Items from a data source

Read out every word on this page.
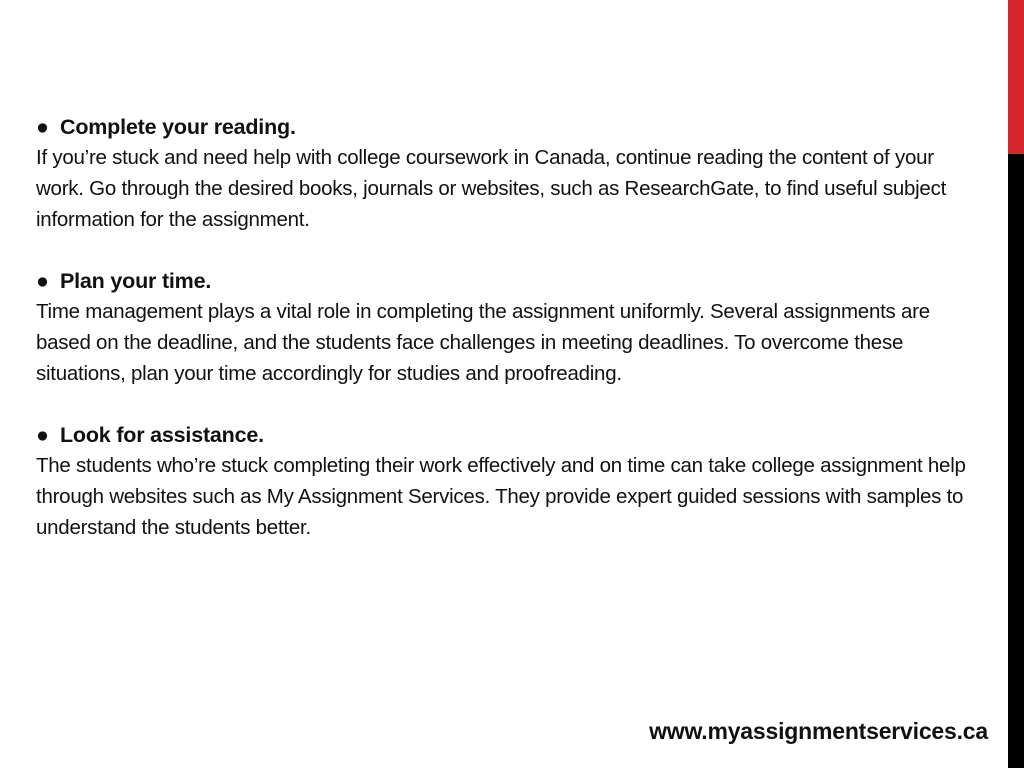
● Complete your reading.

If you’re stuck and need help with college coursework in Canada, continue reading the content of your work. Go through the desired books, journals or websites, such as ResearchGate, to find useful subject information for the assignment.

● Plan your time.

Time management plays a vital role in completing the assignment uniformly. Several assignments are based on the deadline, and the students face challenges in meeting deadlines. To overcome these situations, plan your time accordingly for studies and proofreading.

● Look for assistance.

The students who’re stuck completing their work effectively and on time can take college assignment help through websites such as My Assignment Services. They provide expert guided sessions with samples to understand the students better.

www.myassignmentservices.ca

- **What is required**:
Output an exact copy of the material, with the pictures removed.

- **Exercise solution**:
Read out every word on this page.
● Complete your reading.

If you’re stuck and need help with college coursework in Canada, continue reading the content of your work. Go through the desired books, journals or websites, such as ResearchGate, to find useful subject information for the assignment.

● Plan your time.

Time management plays a vital role in completing the assignment uniformly. Several assignments are based on the deadline, and the students face challenges in meeting deadlines. To overcome these situations, plan your time accordingly for studies and proofreading.

● Look for assistance.

The students who’re stuck completing their work effectively and on time can take college assignment help through websites such as My Assignment Services. They provide expert guided sessions with samples to understand the students better.

www.myassignmentservices.ca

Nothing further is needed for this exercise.